Collection entries
* Start *
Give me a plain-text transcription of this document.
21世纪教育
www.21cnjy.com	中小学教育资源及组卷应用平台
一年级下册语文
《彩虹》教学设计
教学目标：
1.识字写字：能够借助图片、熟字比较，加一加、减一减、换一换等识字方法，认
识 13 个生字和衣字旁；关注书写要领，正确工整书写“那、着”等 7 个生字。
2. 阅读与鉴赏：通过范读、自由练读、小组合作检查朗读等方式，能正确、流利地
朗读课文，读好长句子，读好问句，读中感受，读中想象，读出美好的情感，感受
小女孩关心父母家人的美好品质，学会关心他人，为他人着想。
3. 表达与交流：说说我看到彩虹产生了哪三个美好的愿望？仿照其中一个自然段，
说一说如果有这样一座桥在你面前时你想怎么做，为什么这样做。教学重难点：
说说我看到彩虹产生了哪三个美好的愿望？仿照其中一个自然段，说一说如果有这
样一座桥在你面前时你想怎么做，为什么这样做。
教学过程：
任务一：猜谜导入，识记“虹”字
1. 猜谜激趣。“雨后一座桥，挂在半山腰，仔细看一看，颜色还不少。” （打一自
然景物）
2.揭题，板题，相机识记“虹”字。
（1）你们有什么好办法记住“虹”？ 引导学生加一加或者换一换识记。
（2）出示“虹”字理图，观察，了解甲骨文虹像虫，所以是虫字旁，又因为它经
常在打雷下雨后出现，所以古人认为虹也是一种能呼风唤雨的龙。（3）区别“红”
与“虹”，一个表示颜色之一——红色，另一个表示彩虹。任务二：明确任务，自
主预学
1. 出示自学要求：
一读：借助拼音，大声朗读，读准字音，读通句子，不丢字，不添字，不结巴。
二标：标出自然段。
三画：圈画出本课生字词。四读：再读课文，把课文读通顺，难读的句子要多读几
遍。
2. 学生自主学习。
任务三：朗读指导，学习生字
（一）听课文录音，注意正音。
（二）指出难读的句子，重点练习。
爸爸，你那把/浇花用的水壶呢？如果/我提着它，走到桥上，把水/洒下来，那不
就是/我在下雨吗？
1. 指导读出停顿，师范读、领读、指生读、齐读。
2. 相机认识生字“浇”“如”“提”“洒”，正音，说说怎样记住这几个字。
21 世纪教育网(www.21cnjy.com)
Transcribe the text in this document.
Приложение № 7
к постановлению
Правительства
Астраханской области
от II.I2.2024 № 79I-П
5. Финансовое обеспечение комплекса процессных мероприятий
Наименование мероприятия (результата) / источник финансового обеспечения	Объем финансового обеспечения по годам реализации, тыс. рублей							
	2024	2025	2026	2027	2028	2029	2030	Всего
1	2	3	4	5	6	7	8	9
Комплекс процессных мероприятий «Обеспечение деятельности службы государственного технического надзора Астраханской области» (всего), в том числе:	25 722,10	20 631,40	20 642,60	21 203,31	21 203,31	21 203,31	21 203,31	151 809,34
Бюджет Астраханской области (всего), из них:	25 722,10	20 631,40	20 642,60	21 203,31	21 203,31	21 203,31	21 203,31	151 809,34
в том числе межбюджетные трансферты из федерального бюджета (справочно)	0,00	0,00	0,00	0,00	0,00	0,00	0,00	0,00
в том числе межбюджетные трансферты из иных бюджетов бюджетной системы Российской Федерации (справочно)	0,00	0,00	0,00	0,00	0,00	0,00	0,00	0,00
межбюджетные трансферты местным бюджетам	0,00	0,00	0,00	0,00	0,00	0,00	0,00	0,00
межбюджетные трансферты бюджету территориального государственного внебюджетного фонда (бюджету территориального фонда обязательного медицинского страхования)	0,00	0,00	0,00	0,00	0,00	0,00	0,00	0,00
* End *
Work required -> The records above should be repeated in full, exactly as given.

Answer for this exercise ->
Give me a plain-text transcription of this document.
21世纪教育
www.21cnjy.com	中小学教育资源及组卷应用平台
一年级下册语文
《彩虹》教学设计
教学目标：
1.识字写字：能够借助图片、熟字比较，加一加、减一减、换一换等识字方法，认
识 13 个生字和衣字旁；关注书写要领，正确工整书写“那、着”等 7 个生字。
2. 阅读与鉴赏：通过范读、自由练读、小组合作检查朗读等方式，能正确、流利地
朗读课文，读好长句子，读好问句，读中感受，读中想象，读出美好的情感，感受
小女孩关心父母家人的美好品质，学会关心他人，为他人着想。
3. 表达与交流：说说我看到彩虹产生了哪三个美好的愿望？仿照其中一个自然段，
说一说如果有这样一座桥在你面前时你想怎么做，为什么这样做。教学重难点：
说说我看到彩虹产生了哪三个美好的愿望？仿照其中一个自然段，说一说如果有这
样一座桥在你面前时你想怎么做，为什么这样做。
教学过程：
任务一：猜谜导入，识记“虹”字
1. 猜谜激趣。“雨后一座桥，挂在半山腰，仔细看一看，颜色还不少。” （打一自
然景物）
2.揭题，板题，相机识记“虹”字。
（1）你们有什么好办法记住“虹”？ 引导学生加一加或者换一换识记。
（2）出示“虹”字理图，观察，了解甲骨文虹像虫，所以是虫字旁，又因为它经
常在打雷下雨后出现，所以古人认为虹也是一种能呼风唤雨的龙。（3）区别“红”
与“虹”，一个表示颜色之一——红色，另一个表示彩虹。任务二：明确任务，自
主预学
1. 出示自学要求：
一读：借助拼音，大声朗读，读准字音，读通句子，不丢字，不添字，不结巴。
二标：标出自然段。
三画：圈画出本课生字词。四读：再读课文，把课文读通顺，难读的句子要多读几
遍。
2. 学生自主学习。
任务三：朗读指导，学习生字
（一）听课文录音，注意正音。
（二）指出难读的句子，重点练习。
爸爸，你那把/浇花用的水壶呢？如果/我提着它，走到桥上，把水/洒下来，那不
就是/我在下雨吗？
1. 指导读出停顿，师范读、领读、指生读、齐读。
2. 相机认识生字“浇”“如”“提”“洒”，正音，说说怎样记住这几个字。
21 世纪教育网(www.21cnjy.com)
Transcribe the text in this document.
Приложение № 7
к постановлению
Правительства
Астраханской области
от II.I2.2024 № 79I-П
5. Финансовое обеспечение комплекса процессных мероприятий
Наименование мероприятия (результата) / источник финансового обеспечения	Объем финансового обеспечения по годам реализации, тыс. рублей							
	2024	2025	2026	2027	2028	2029	2030	Всего
1	2	3	4	5	6	7	8	9
Комплекс процессных мероприятий «Обеспечение деятельности службы государственного технического надзора Астраханской области» (всего), в том числе:	25 722,10	20 631,40	20 642,60	21 203,31	21 203,31	21 203,31	21 203,31	151 809,34
Бюджет Астраханской области (всего), из них:	25 722,10	20 631,40	20 642,60	21 203,31	21 203,31	21 203,31	21 203,31	151 809,34
в том числе межбюджетные трансферты из федерального бюджета (справочно)	0,00	0,00	0,00	0,00	0,00	0,00	0,00	0,00
в том числе межбюджетные трансферты из иных бюджетов бюджетной системы Российской Федерации (справочно)	0,00	0,00	0,00	0,00	0,00	0,00	0,00	0,00
межбюджетные трансферты местным бюджетам	0,00	0,00	0,00	0,00	0,00	0,00	0,00	0,00
межбюджетные трансферты бюджету территориального государственного внебюджетного фонда (бюджету территориального фонда обязательного медицинского страхования)	0,00	0,00	0,00	0,00	0,00	0,00	0,00	0,00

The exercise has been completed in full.